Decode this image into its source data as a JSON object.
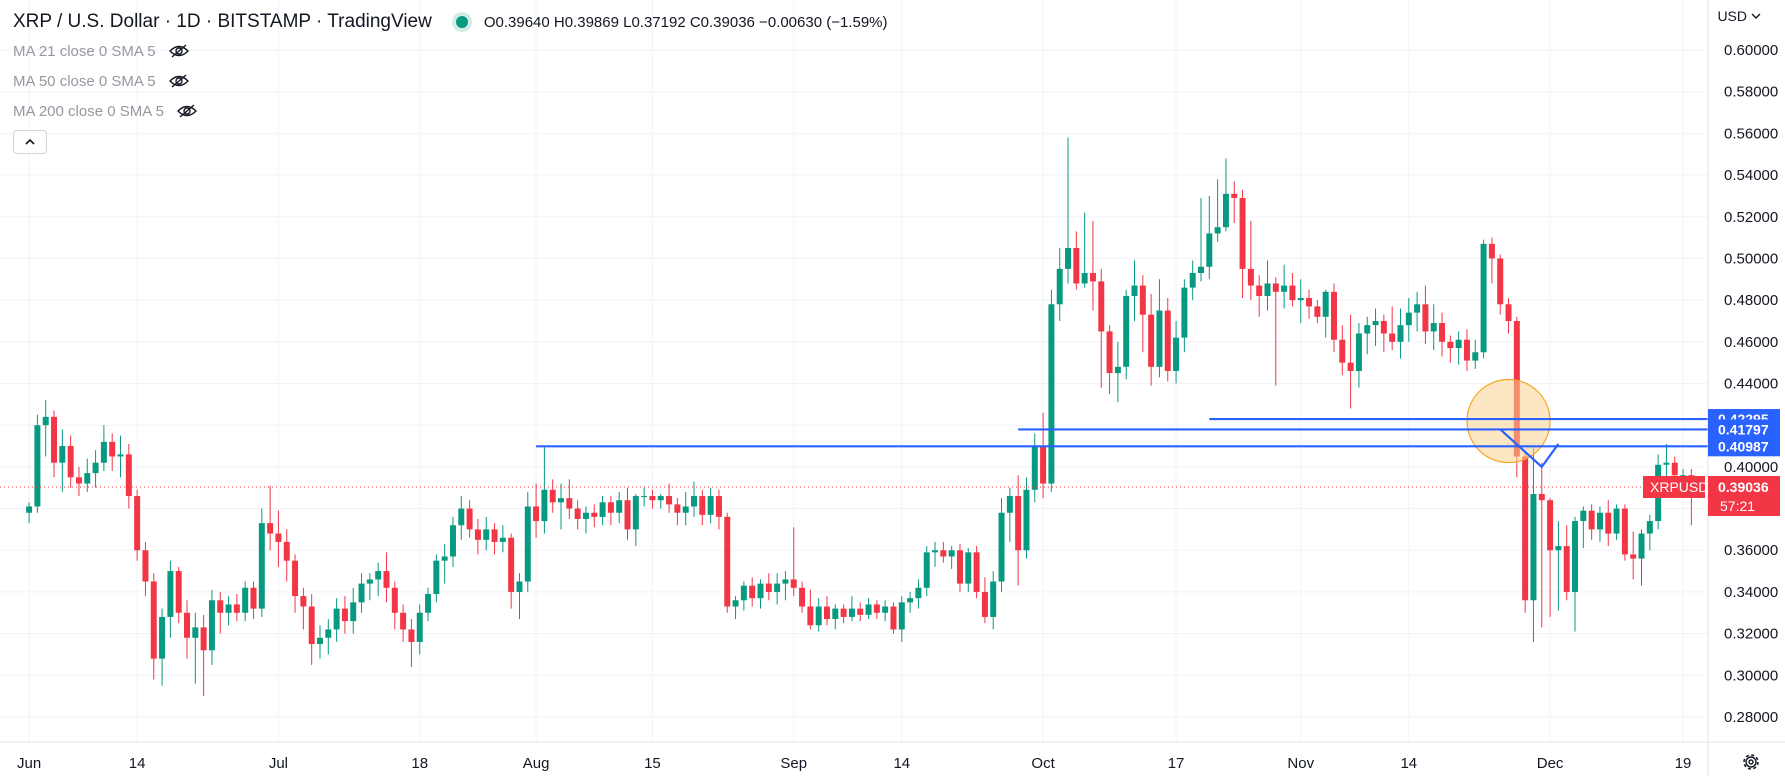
{
  "header": {
    "title": "XRP / U.S. Dollar · 1D · BITSTAMP · TradingView",
    "ohlc": "O0.39640 H0.39869 L0.37192 C0.39036 −0.00630 (−1.59%)"
  },
  "indicators": [
    "MA 21 close 0 SMA 5",
    "MA 50 close 0 SMA 5",
    "MA 200 close 0 SMA 5"
  ],
  "currency": "USD",
  "collapse_glyph": "^",
  "settings_icon": "gear-icon",
  "chart_data": {
    "type": "candlestick",
    "symbol": "XRPUSD",
    "price_scale": {
      "ticks": [
        "0.28000",
        "0.30000",
        "0.32000",
        "0.34000",
        "0.36000",
        "0.38000",
        "0.40000",
        "0.42000",
        "0.44000",
        "0.46000",
        "0.48000",
        "0.50000",
        "0.52000",
        "0.54000",
        "0.56000",
        "0.58000",
        "0.60000"
      ],
      "range": [
        0.268,
        0.624
      ]
    },
    "time_scale": {
      "labels": [
        "Jun",
        "14",
        "Jul",
        "18",
        "Aug",
        "15",
        "Sep",
        "14",
        "Oct",
        "17",
        "Nov",
        "14",
        "Dec",
        "19"
      ],
      "label_days": [
        0,
        13,
        30,
        47,
        61,
        75,
        92,
        105,
        122,
        138,
        153,
        166,
        183,
        199
      ],
      "range": [
        -3.5,
        202
      ]
    },
    "candles": [
      [
        0.378,
        0.383,
        0.373,
        0.381
      ],
      [
        0.381,
        0.425,
        0.378,
        0.42
      ],
      [
        0.42,
        0.432,
        0.405,
        0.424
      ],
      [
        0.424,
        0.427,
        0.395,
        0.402
      ],
      [
        0.402,
        0.418,
        0.388,
        0.41
      ],
      [
        0.41,
        0.415,
        0.39,
        0.395
      ],
      [
        0.395,
        0.4,
        0.386,
        0.392
      ],
      [
        0.392,
        0.404,
        0.388,
        0.397
      ],
      [
        0.397,
        0.408,
        0.39,
        0.402
      ],
      [
        0.402,
        0.42,
        0.398,
        0.412
      ],
      [
        0.412,
        0.416,
        0.398,
        0.405
      ],
      [
        0.405,
        0.415,
        0.395,
        0.406
      ],
      [
        0.406,
        0.411,
        0.38,
        0.386
      ],
      [
        0.386,
        0.389,
        0.355,
        0.36
      ],
      [
        0.36,
        0.364,
        0.338,
        0.345
      ],
      [
        0.345,
        0.349,
        0.298,
        0.308
      ],
      [
        0.308,
        0.332,
        0.295,
        0.328
      ],
      [
        0.328,
        0.355,
        0.318,
        0.35
      ],
      [
        0.35,
        0.352,
        0.325,
        0.33
      ],
      [
        0.33,
        0.336,
        0.308,
        0.318
      ],
      [
        0.318,
        0.33,
        0.296,
        0.323
      ],
      [
        0.323,
        0.329,
        0.29,
        0.312
      ],
      [
        0.312,
        0.341,
        0.305,
        0.336
      ],
      [
        0.336,
        0.34,
        0.32,
        0.33
      ],
      [
        0.33,
        0.338,
        0.324,
        0.334
      ],
      [
        0.334,
        0.339,
        0.326,
        0.33
      ],
      [
        0.33,
        0.345,
        0.326,
        0.342
      ],
      [
        0.342,
        0.345,
        0.327,
        0.332
      ],
      [
        0.332,
        0.38,
        0.328,
        0.373
      ],
      [
        0.373,
        0.391,
        0.36,
        0.368
      ],
      [
        0.368,
        0.379,
        0.352,
        0.364
      ],
      [
        0.364,
        0.37,
        0.345,
        0.355
      ],
      [
        0.355,
        0.358,
        0.33,
        0.338
      ],
      [
        0.338,
        0.342,
        0.322,
        0.333
      ],
      [
        0.333,
        0.339,
        0.305,
        0.315
      ],
      [
        0.315,
        0.324,
        0.308,
        0.318
      ],
      [
        0.318,
        0.327,
        0.31,
        0.322
      ],
      [
        0.322,
        0.337,
        0.316,
        0.332
      ],
      [
        0.332,
        0.338,
        0.32,
        0.326
      ],
      [
        0.326,
        0.342,
        0.32,
        0.335
      ],
      [
        0.335,
        0.349,
        0.33,
        0.344
      ],
      [
        0.344,
        0.349,
        0.336,
        0.346
      ],
      [
        0.346,
        0.354,
        0.338,
        0.35
      ],
      [
        0.35,
        0.359,
        0.335,
        0.342
      ],
      [
        0.342,
        0.345,
        0.322,
        0.33
      ],
      [
        0.33,
        0.334,
        0.316,
        0.322
      ],
      [
        0.322,
        0.327,
        0.304,
        0.316
      ],
      [
        0.316,
        0.334,
        0.31,
        0.33
      ],
      [
        0.33,
        0.342,
        0.326,
        0.339
      ],
      [
        0.339,
        0.358,
        0.335,
        0.355
      ],
      [
        0.355,
        0.363,
        0.344,
        0.357
      ],
      [
        0.357,
        0.376,
        0.352,
        0.372
      ],
      [
        0.372,
        0.386,
        0.365,
        0.38
      ],
      [
        0.38,
        0.384,
        0.366,
        0.37
      ],
      [
        0.37,
        0.375,
        0.358,
        0.365
      ],
      [
        0.365,
        0.376,
        0.36,
        0.37
      ],
      [
        0.37,
        0.373,
        0.358,
        0.364
      ],
      [
        0.364,
        0.372,
        0.359,
        0.366
      ],
      [
        0.366,
        0.368,
        0.332,
        0.34
      ],
      [
        0.34,
        0.349,
        0.327,
        0.345
      ],
      [
        0.345,
        0.388,
        0.34,
        0.381
      ],
      [
        0.381,
        0.392,
        0.366,
        0.374
      ],
      [
        0.374,
        0.41,
        0.368,
        0.389
      ],
      [
        0.389,
        0.394,
        0.378,
        0.383
      ],
      [
        0.383,
        0.392,
        0.37,
        0.385
      ],
      [
        0.385,
        0.394,
        0.375,
        0.38
      ],
      [
        0.38,
        0.384,
        0.37,
        0.375
      ],
      [
        0.375,
        0.381,
        0.368,
        0.378
      ],
      [
        0.378,
        0.382,
        0.371,
        0.376
      ],
      [
        0.376,
        0.386,
        0.372,
        0.383
      ],
      [
        0.383,
        0.386,
        0.372,
        0.378
      ],
      [
        0.378,
        0.388,
        0.373,
        0.384
      ],
      [
        0.384,
        0.39,
        0.365,
        0.37
      ],
      [
        0.37,
        0.387,
        0.362,
        0.386
      ],
      [
        0.386,
        0.39,
        0.381,
        0.386
      ],
      [
        0.386,
        0.389,
        0.38,
        0.384
      ],
      [
        0.384,
        0.387,
        0.38,
        0.386
      ],
      [
        0.386,
        0.392,
        0.378,
        0.382
      ],
      [
        0.382,
        0.385,
        0.372,
        0.378
      ],
      [
        0.378,
        0.388,
        0.372,
        0.381
      ],
      [
        0.381,
        0.393,
        0.376,
        0.386
      ],
      [
        0.386,
        0.389,
        0.372,
        0.377
      ],
      [
        0.377,
        0.39,
        0.373,
        0.386
      ],
      [
        0.386,
        0.389,
        0.37,
        0.376
      ],
      [
        0.376,
        0.378,
        0.33,
        0.333
      ],
      [
        0.333,
        0.338,
        0.327,
        0.336
      ],
      [
        0.336,
        0.345,
        0.331,
        0.343
      ],
      [
        0.343,
        0.347,
        0.333,
        0.337
      ],
      [
        0.337,
        0.346,
        0.332,
        0.344
      ],
      [
        0.344,
        0.349,
        0.336,
        0.34
      ],
      [
        0.34,
        0.349,
        0.334,
        0.344
      ],
      [
        0.344,
        0.35,
        0.336,
        0.346
      ],
      [
        0.346,
        0.371,
        0.338,
        0.342
      ],
      [
        0.342,
        0.345,
        0.33,
        0.333
      ],
      [
        0.333,
        0.341,
        0.322,
        0.324
      ],
      [
        0.324,
        0.337,
        0.321,
        0.333
      ],
      [
        0.333,
        0.338,
        0.324,
        0.327
      ],
      [
        0.327,
        0.334,
        0.322,
        0.332
      ],
      [
        0.332,
        0.334,
        0.325,
        0.328
      ],
      [
        0.328,
        0.338,
        0.326,
        0.332
      ],
      [
        0.332,
        0.335,
        0.326,
        0.329
      ],
      [
        0.329,
        0.337,
        0.327,
        0.334
      ],
      [
        0.334,
        0.336,
        0.327,
        0.33
      ],
      [
        0.33,
        0.336,
        0.326,
        0.333
      ],
      [
        0.333,
        0.335,
        0.32,
        0.322
      ],
      [
        0.322,
        0.338,
        0.316,
        0.335
      ],
      [
        0.335,
        0.34,
        0.33,
        0.337
      ],
      [
        0.337,
        0.346,
        0.332,
        0.342
      ],
      [
        0.342,
        0.362,
        0.338,
        0.359
      ],
      [
        0.359,
        0.364,
        0.352,
        0.36
      ],
      [
        0.36,
        0.364,
        0.354,
        0.357
      ],
      [
        0.357,
        0.362,
        0.351,
        0.36
      ],
      [
        0.36,
        0.363,
        0.34,
        0.344
      ],
      [
        0.344,
        0.361,
        0.34,
        0.359
      ],
      [
        0.359,
        0.362,
        0.337,
        0.34
      ],
      [
        0.34,
        0.347,
        0.325,
        0.328
      ],
      [
        0.328,
        0.35,
        0.322,
        0.345
      ],
      [
        0.345,
        0.385,
        0.34,
        0.378
      ],
      [
        0.378,
        0.39,
        0.364,
        0.386
      ],
      [
        0.386,
        0.396,
        0.343,
        0.36
      ],
      [
        0.36,
        0.395,
        0.356,
        0.389
      ],
      [
        0.389,
        0.416,
        0.383,
        0.41
      ],
      [
        0.41,
        0.426,
        0.385,
        0.392
      ],
      [
        0.392,
        0.485,
        0.388,
        0.478
      ],
      [
        0.478,
        0.505,
        0.47,
        0.495
      ],
      [
        0.495,
        0.558,
        0.488,
        0.505
      ],
      [
        0.505,
        0.513,
        0.485,
        0.488
      ],
      [
        0.488,
        0.522,
        0.486,
        0.493
      ],
      [
        0.493,
        0.518,
        0.475,
        0.489
      ],
      [
        0.489,
        0.495,
        0.438,
        0.465
      ],
      [
        0.465,
        0.468,
        0.435,
        0.445
      ],
      [
        0.445,
        0.46,
        0.431,
        0.448
      ],
      [
        0.448,
        0.485,
        0.442,
        0.482
      ],
      [
        0.482,
        0.499,
        0.47,
        0.487
      ],
      [
        0.487,
        0.492,
        0.455,
        0.473
      ],
      [
        0.473,
        0.483,
        0.439,
        0.448
      ],
      [
        0.448,
        0.49,
        0.443,
        0.475
      ],
      [
        0.475,
        0.481,
        0.441,
        0.446
      ],
      [
        0.446,
        0.47,
        0.44,
        0.462
      ],
      [
        0.462,
        0.49,
        0.455,
        0.486
      ],
      [
        0.486,
        0.499,
        0.48,
        0.493
      ],
      [
        0.493,
        0.529,
        0.489,
        0.496
      ],
      [
        0.496,
        0.53,
        0.49,
        0.512
      ],
      [
        0.512,
        0.538,
        0.508,
        0.515
      ],
      [
        0.515,
        0.548,
        0.513,
        0.531
      ],
      [
        0.531,
        0.537,
        0.517,
        0.529
      ],
      [
        0.529,
        0.533,
        0.481,
        0.495
      ],
      [
        0.495,
        0.518,
        0.48,
        0.487
      ],
      [
        0.487,
        0.492,
        0.472,
        0.482
      ],
      [
        0.482,
        0.499,
        0.475,
        0.488
      ],
      [
        0.488,
        0.491,
        0.439,
        0.484
      ],
      [
        0.484,
        0.497,
        0.476,
        0.487
      ],
      [
        0.487,
        0.493,
        0.477,
        0.48
      ],
      [
        0.48,
        0.49,
        0.469,
        0.481
      ],
      [
        0.481,
        0.485,
        0.471,
        0.477
      ],
      [
        0.477,
        0.48,
        0.469,
        0.472
      ],
      [
        0.472,
        0.485,
        0.462,
        0.484
      ],
      [
        0.484,
        0.488,
        0.455,
        0.461
      ],
      [
        0.461,
        0.468,
        0.444,
        0.45
      ],
      [
        0.45,
        0.473,
        0.428,
        0.446
      ],
      [
        0.446,
        0.469,
        0.438,
        0.464
      ],
      [
        0.464,
        0.472,
        0.454,
        0.468
      ],
      [
        0.468,
        0.476,
        0.458,
        0.47
      ],
      [
        0.47,
        0.473,
        0.455,
        0.464
      ],
      [
        0.464,
        0.477,
        0.456,
        0.46
      ],
      [
        0.46,
        0.476,
        0.452,
        0.468
      ],
      [
        0.468,
        0.481,
        0.46,
        0.474
      ],
      [
        0.474,
        0.484,
        0.465,
        0.478
      ],
      [
        0.478,
        0.487,
        0.459,
        0.465
      ],
      [
        0.465,
        0.478,
        0.456,
        0.469
      ],
      [
        0.469,
        0.474,
        0.453,
        0.46
      ],
      [
        0.46,
        0.463,
        0.45,
        0.457
      ],
      [
        0.457,
        0.465,
        0.449,
        0.461
      ],
      [
        0.461,
        0.466,
        0.446,
        0.451
      ],
      [
        0.451,
        0.461,
        0.447,
        0.455
      ],
      [
        0.455,
        0.509,
        0.452,
        0.507
      ],
      [
        0.507,
        0.51,
        0.488,
        0.5
      ],
      [
        0.5,
        0.502,
        0.473,
        0.478
      ],
      [
        0.478,
        0.481,
        0.464,
        0.47
      ],
      [
        0.47,
        0.472,
        0.395,
        0.405
      ],
      [
        0.405,
        0.408,
        0.33,
        0.336
      ],
      [
        0.336,
        0.41,
        0.316,
        0.387
      ],
      [
        0.387,
        0.402,
        0.323,
        0.384
      ],
      [
        0.384,
        0.385,
        0.328,
        0.36
      ],
      [
        0.36,
        0.374,
        0.331,
        0.362
      ],
      [
        0.362,
        0.372,
        0.336,
        0.34
      ],
      [
        0.34,
        0.376,
        0.321,
        0.374
      ],
      [
        0.374,
        0.381,
        0.361,
        0.379
      ],
      [
        0.379,
        0.382,
        0.365,
        0.37
      ],
      [
        0.37,
        0.381,
        0.364,
        0.378
      ],
      [
        0.378,
        0.384,
        0.362,
        0.368
      ],
      [
        0.368,
        0.382,
        0.365,
        0.38
      ],
      [
        0.38,
        0.382,
        0.355,
        0.358
      ],
      [
        0.358,
        0.369,
        0.346,
        0.356
      ],
      [
        0.356,
        0.37,
        0.343,
        0.368
      ],
      [
        0.368,
        0.377,
        0.36,
        0.374
      ],
      [
        0.374,
        0.406,
        0.37,
        0.401
      ],
      [
        0.401,
        0.411,
        0.388,
        0.402
      ],
      [
        0.402,
        0.405,
        0.395,
        0.396
      ],
      [
        0.396,
        0.399,
        0.393,
        0.396
      ],
      [
        0.396,
        0.399,
        0.372,
        0.39
      ]
    ],
    "support_levels": [
      {
        "value": 0.42295,
        "label": "0.42295",
        "from_day": 142
      },
      {
        "value": 0.41797,
        "label": "0.41797",
        "from_day": 119
      },
      {
        "value": 0.40987,
        "label": "0.40987",
        "from_day": 61
      }
    ],
    "last_price": {
      "value": 0.39036,
      "symbol": "XRPUSD",
      "label": "0.39036",
      "countdown": "57:21"
    },
    "highlight_circle": {
      "center_day": 178,
      "center_price": 0.422,
      "radius_days": 5
    },
    "projection_arrow": {
      "from": [
        177,
        0.418
      ],
      "to": [
        182,
        0.4
      ],
      "tip": [
        184,
        0.411
      ]
    },
    "colors": {
      "up": "#089981",
      "down": "#f23645",
      "level": "#2962ff",
      "grid": "#f0f3fa",
      "axis_text": "#131722",
      "circle_fill": "#fcd28f",
      "circle_stroke": "#f5a623"
    }
  }
}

——————————

AIM
Give the number of lines containing the word "close". No other answer is needed.

EXERCISE OUTPUT
3